● TEXT BLOCK:
After that game, though, the club reexamined Wieters and placed him on the 15-day disabled list. On April 14, Wieters began to play in extended games in Sarasota. However, MASN's Roch Kubatko reported May 3 that there was no exact date for Wieters' return since he couldn't play in back-to-back games. One week later, the Orioles transferred Wieters to the 60-day disabled list, meaning he isn't eligible to be activated until May 26, at the earliest.
When Wieters was initially placed on the disabled list, my best guess was that he wouldn't be back in a big league uniform until mid-June. And while the Orioles continue to wait for Wieters to return, his replacement, Caleb Joseph, has taken a lot of the pressure off the club.
But despite the Orioles' sub-.500 record through mid-May, Joseph has been nothing short of remarkable in Wieters' place. Joseph, who spent parts of seven seasons in the Orioles' minor league system from 2008-14, has established himself as a possible long-term replacement during the last two seasons. Wieters, the No. 5 overall pick in the 2007 draft, can become a free agent following this season.

● SUPPLIED DATA:
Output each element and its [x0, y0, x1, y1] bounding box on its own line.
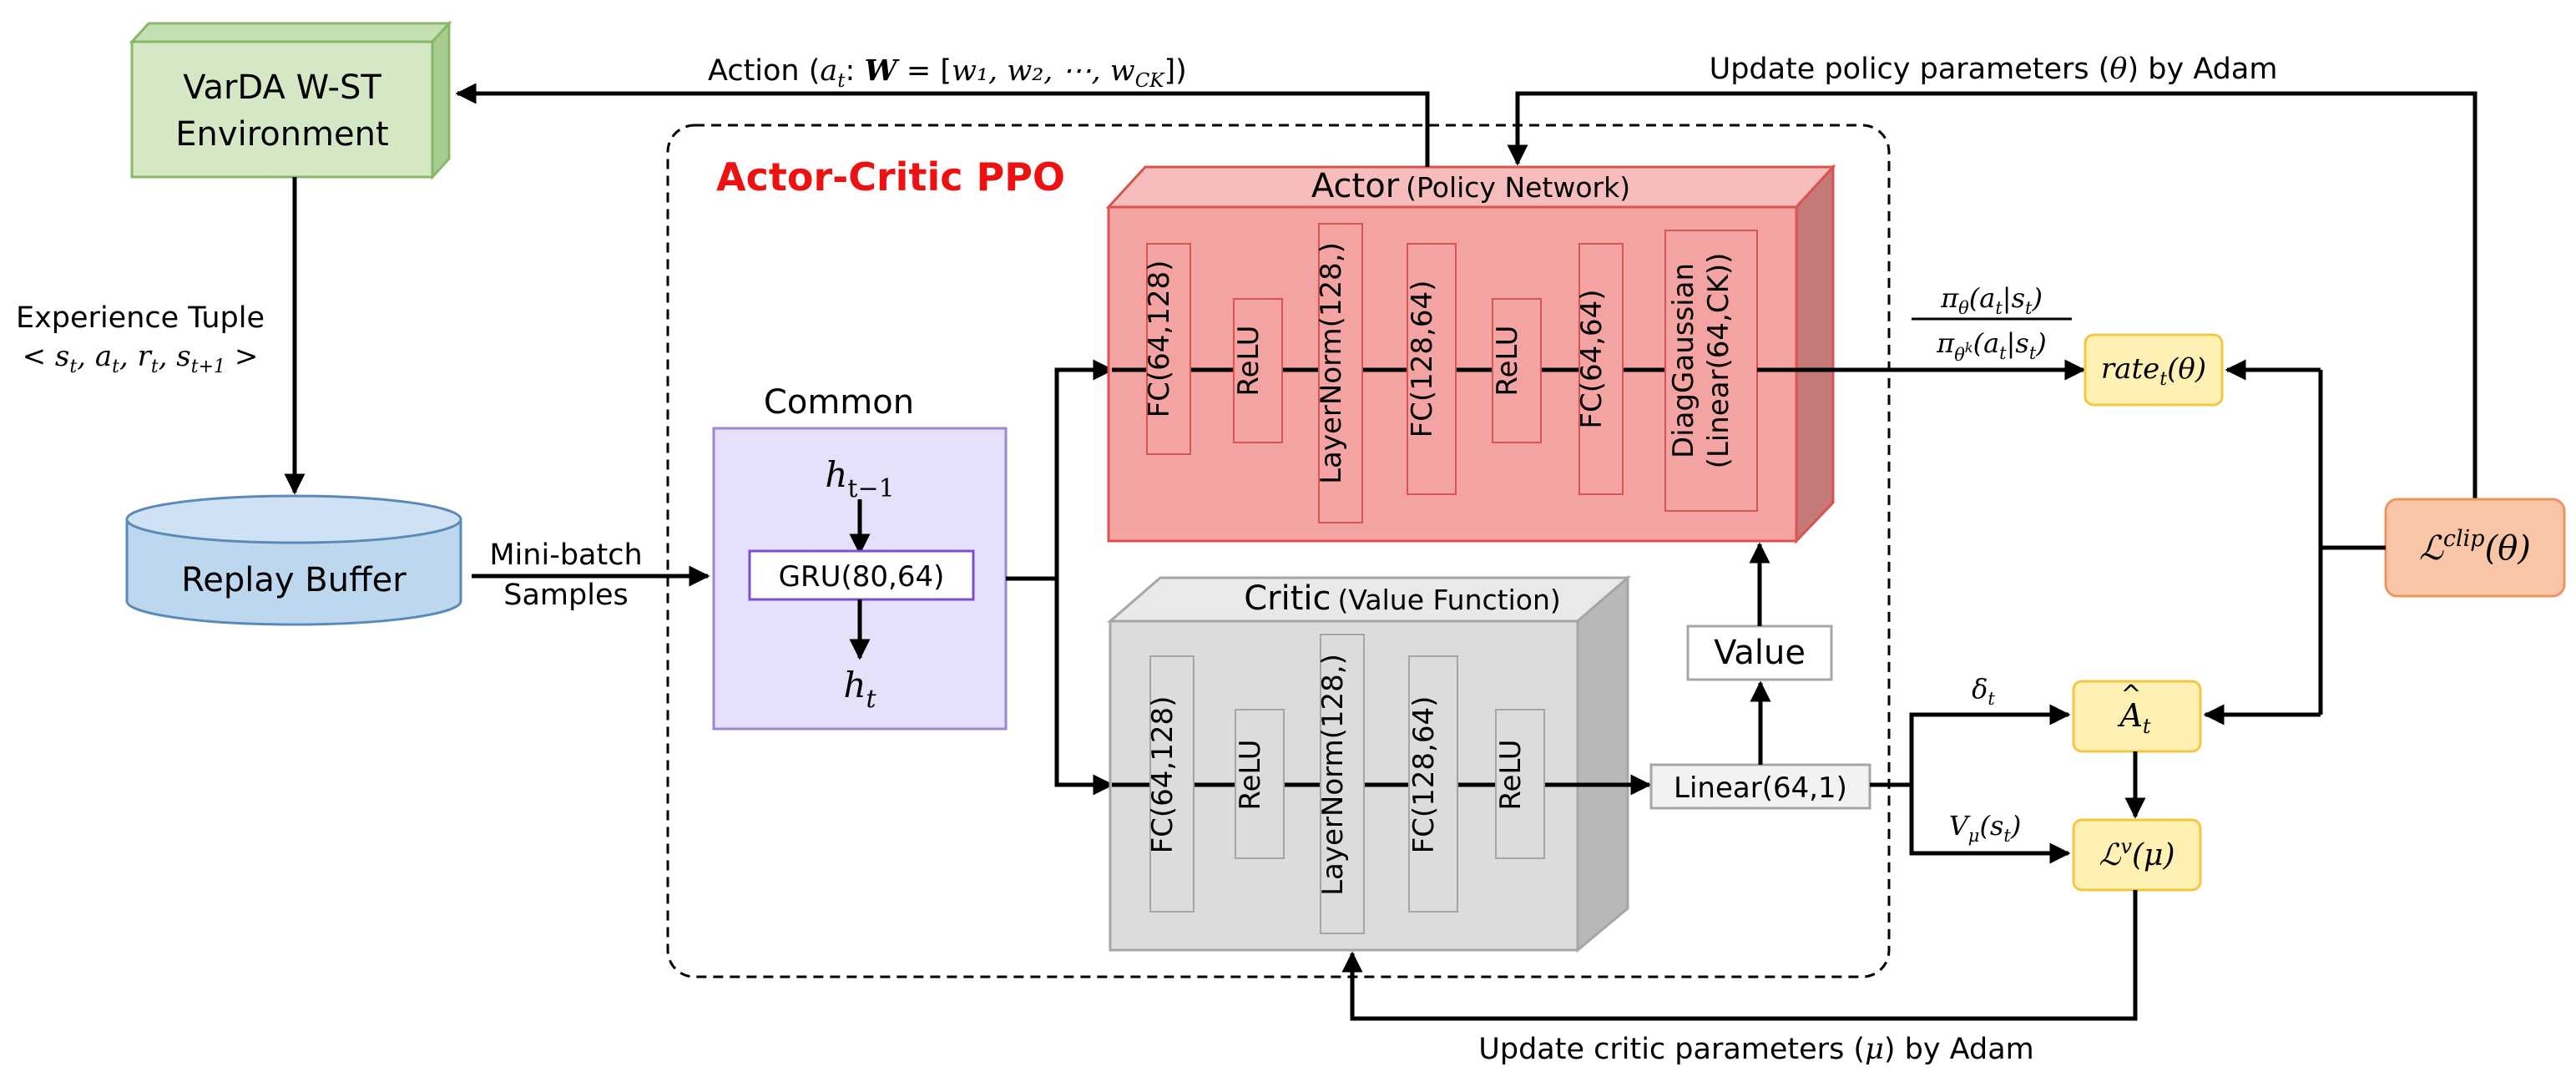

● SHORT EXERCISE:
From the passage above on Wieters' absence, set down word for word the stretch starting with "After that game, though, the" and going on through "off the club.".

● TASK RESPONSE:
After that game, though, the club reexamined Wieters and placed him on the 15-day disabled list. On April 14, Wieters began to play in extended games in Sarasota. However, MASN's Roch Kubatko reported May 3 that there was no exact date for Wieters' return since he couldn't play in back-to-back games. One week later, the Orioles transferred Wieters to the 60-day disabled list, meaning he isn't eligible to be activated until May 26, at the earliest.
When Wieters was initially placed on the disabled list, my best guess was that he wouldn't be back in a big league uniform until mid-June. And while the Orioles continue to wait for Wieters to return, his replacement, Caleb Joseph, has taken a lot of the pressure off the club.